- _Written request_
Reproduce the records below with every occurrence of "Countdown" replaced by "Timer" and everything else unchanged.
═══ Stored rows
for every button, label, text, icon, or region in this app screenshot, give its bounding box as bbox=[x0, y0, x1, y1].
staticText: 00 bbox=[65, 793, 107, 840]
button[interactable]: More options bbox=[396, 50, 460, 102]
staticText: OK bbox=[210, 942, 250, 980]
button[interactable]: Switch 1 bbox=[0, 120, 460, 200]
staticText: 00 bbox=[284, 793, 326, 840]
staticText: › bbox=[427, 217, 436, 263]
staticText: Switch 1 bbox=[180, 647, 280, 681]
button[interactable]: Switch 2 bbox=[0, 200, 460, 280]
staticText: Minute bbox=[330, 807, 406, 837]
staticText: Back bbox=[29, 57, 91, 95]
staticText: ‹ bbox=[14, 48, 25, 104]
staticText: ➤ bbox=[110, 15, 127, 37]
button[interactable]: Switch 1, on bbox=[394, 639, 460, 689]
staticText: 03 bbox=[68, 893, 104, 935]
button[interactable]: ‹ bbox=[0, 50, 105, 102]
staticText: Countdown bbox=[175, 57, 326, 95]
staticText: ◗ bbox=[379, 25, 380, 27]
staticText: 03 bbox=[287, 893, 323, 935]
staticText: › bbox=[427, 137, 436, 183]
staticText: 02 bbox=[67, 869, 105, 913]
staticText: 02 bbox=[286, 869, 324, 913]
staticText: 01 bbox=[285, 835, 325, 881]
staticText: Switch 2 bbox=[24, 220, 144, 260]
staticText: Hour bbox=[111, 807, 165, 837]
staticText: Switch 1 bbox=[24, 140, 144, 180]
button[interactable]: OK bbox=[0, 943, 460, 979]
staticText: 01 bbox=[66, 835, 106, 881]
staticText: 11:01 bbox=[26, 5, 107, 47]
══════
- _Response to this exercise_
for every button, label, text, icon, or region in this app screenshot, give its bounding box as bbox=[x0, y0, x1, y1].
staticText: 00 bbox=[65, 793, 107, 840]
button[interactable]: More options bbox=[396, 50, 460, 102]
staticText: OK bbox=[210, 942, 250, 980]
button[interactable]: Switch 1 bbox=[0, 120, 460, 200]
staticText: 00 bbox=[284, 793, 326, 840]
staticText: › bbox=[427, 217, 436, 263]
staticText: Switch 1 bbox=[180, 647, 280, 681]
button[interactable]: Switch 2 bbox=[0, 200, 460, 280]
staticText: Minute bbox=[330, 807, 406, 837]
staticText: Back bbox=[29, 57, 91, 95]
staticText: ‹ bbox=[14, 48, 25, 104]
staticText: ➤ bbox=[110, 15, 127, 37]
button[interactable]: Switch 1, on bbox=[394, 639, 460, 689]
staticText: 03 bbox=[68, 893, 104, 935]
button[interactable]: ‹ bbox=[0, 50, 105, 102]
staticText: Timer bbox=[175, 57, 326, 95]
staticText: ◗ bbox=[379, 25, 380, 27]
staticText: 03 bbox=[287, 893, 323, 935]
staticText: › bbox=[427, 137, 436, 183]
staticText: 02 bbox=[67, 869, 105, 913]
staticText: 02 bbox=[286, 869, 324, 913]
staticText: 01 bbox=[285, 835, 325, 881]
staticText: Switch 2 bbox=[24, 220, 144, 260]
staticText: Hour bbox=[111, 807, 165, 837]
staticText: Switch 1 bbox=[24, 140, 144, 180]
button[interactable]: OK bbox=[0, 943, 460, 979]
staticText: 01 bbox=[66, 835, 106, 881]
staticText: 11:01 bbox=[26, 5, 107, 47]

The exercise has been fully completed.